┌──
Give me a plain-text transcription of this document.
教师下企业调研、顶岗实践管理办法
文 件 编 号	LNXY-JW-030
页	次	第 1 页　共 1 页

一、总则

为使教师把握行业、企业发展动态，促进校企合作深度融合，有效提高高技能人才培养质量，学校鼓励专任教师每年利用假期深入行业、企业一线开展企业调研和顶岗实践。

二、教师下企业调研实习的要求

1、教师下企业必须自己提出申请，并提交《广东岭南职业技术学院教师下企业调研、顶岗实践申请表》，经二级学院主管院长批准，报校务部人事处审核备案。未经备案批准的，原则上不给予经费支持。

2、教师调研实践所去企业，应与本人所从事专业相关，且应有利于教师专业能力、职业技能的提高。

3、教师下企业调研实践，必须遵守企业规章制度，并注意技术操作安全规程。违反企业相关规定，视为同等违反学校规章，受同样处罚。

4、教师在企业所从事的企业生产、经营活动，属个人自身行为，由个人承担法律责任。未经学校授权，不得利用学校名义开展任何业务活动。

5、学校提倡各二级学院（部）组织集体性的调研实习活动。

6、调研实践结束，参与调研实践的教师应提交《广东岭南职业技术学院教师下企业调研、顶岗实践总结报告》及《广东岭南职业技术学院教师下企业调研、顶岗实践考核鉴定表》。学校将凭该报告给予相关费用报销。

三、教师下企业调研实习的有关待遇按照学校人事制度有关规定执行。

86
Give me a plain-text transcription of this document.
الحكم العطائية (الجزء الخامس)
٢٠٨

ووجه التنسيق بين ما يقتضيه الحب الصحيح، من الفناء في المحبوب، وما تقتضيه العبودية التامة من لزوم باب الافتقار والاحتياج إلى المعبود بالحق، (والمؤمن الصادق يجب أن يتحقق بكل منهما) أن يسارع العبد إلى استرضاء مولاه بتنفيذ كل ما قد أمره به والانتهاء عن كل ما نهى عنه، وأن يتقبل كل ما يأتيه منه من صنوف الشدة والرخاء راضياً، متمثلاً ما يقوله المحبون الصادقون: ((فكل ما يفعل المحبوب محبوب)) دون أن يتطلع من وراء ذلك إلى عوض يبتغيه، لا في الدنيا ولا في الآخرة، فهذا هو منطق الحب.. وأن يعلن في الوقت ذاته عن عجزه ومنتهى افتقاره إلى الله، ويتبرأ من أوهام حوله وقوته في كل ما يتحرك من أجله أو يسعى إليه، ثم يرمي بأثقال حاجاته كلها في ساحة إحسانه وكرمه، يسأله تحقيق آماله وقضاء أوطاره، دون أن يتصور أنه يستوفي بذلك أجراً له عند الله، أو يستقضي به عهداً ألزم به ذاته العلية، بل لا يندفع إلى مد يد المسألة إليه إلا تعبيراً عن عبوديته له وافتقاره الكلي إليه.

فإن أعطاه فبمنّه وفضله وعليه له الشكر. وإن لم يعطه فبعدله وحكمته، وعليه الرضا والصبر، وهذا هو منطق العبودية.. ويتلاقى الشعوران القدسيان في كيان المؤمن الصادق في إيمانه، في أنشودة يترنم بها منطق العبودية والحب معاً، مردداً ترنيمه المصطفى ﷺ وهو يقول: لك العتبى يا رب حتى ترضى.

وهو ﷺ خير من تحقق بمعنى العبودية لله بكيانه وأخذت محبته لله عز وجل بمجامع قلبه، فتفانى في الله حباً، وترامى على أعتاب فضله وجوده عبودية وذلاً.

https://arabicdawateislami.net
└──
### STATED PROBLEM
Retype all of the data shown above, word for word.

### SOLUTION
Give me a plain-text transcription of this document.
教师下企业调研、顶岗实践管理办法
文 件 编 号	LNXY-JW-030
页	次	第 1 页　共 1 页

一、总则

为使教师把握行业、企业发展动态，促进校企合作深度融合，有效提高高技能人才培养质量，学校鼓励专任教师每年利用假期深入行业、企业一线开展企业调研和顶岗实践。

二、教师下企业调研实习的要求

1、教师下企业必须自己提出申请，并提交《广东岭南职业技术学院教师下企业调研、顶岗实践申请表》，经二级学院主管院长批准，报校务部人事处审核备案。未经备案批准的，原则上不给予经费支持。

2、教师调研实践所去企业，应与本人所从事专业相关，且应有利于教师专业能力、职业技能的提高。

3、教师下企业调研实践，必须遵守企业规章制度，并注意技术操作安全规程。违反企业相关规定，视为同等违反学校规章，受同样处罚。

4、教师在企业所从事的企业生产、经营活动，属个人自身行为，由个人承担法律责任。未经学校授权，不得利用学校名义开展任何业务活动。

5、学校提倡各二级学院（部）组织集体性的调研实习活动。

6、调研实践结束，参与调研实践的教师应提交《广东岭南职业技术学院教师下企业调研、顶岗实践总结报告》及《广东岭南职业技术学院教师下企业调研、顶岗实践考核鉴定表》。学校将凭该报告给予相关费用报销。

三、教师下企业调研实习的有关待遇按照学校人事制度有关规定执行。

86
Give me a plain-text transcription of this document.
الحكم العطائية (الجزء الخامس)
٢٠٨

ووجه التنسيق بين ما يقتضيه الحب الصحيح، من الفناء في المحبوب، وما تقتضيه العبودية التامة من لزوم باب الافتقار والاحتياج إلى المعبود بالحق، (والمؤمن الصادق يجب أن يتحقق بكل منهما) أن يسارع العبد إلى استرضاء مولاه بتنفيذ كل ما قد أمره به والانتهاء عن كل ما نهى عنه، وأن يتقبل كل ما يأتيه منه من صنوف الشدة والرخاء راضياً، متمثلاً ما يقوله المحبون الصادقون: ((فكل ما يفعل المحبوب محبوب)) دون أن يتطلع من وراء ذلك إلى عوض يبتغيه، لا في الدنيا ولا في الآخرة، فهذا هو منطق الحب.. وأن يعلن في الوقت ذاته عن عجزه ومنتهى افتقاره إلى الله، ويتبرأ من أوهام حوله وقوته في كل ما يتحرك من أجله أو يسعى إليه، ثم يرمي بأثقال حاجاته كلها في ساحة إحسانه وكرمه، يسأله تحقيق آماله وقضاء أوطاره، دون أن يتصور أنه يستوفي بذلك أجراً له عند الله، أو يستقضي به عهداً ألزم به ذاته العلية، بل لا يندفع إلى مد يد المسألة إليه إلا تعبيراً عن عبوديته له وافتقاره الكلي إليه.

فإن أعطاه فبمنّه وفضله وعليه له الشكر. وإن لم يعطه فبعدله وحكمته، وعليه الرضا والصبر، وهذا هو منطق العبودية.. ويتلاقى الشعوران القدسيان في كيان المؤمن الصادق في إيمانه، في أنشودة يترنم بها منطق العبودية والحب معاً، مردداً ترنيمه المصطفى ﷺ وهو يقول: لك العتبى يا رب حتى ترضى.

وهو ﷺ خير من تحقق بمعنى العبودية لله بكيانه وأخذت محبته لله عز وجل بمجامع قلبه، فتفانى في الله حباً، وترامى على أعتاب فضله وجوده عبودية وذلاً.

https://arabicdawateislami.net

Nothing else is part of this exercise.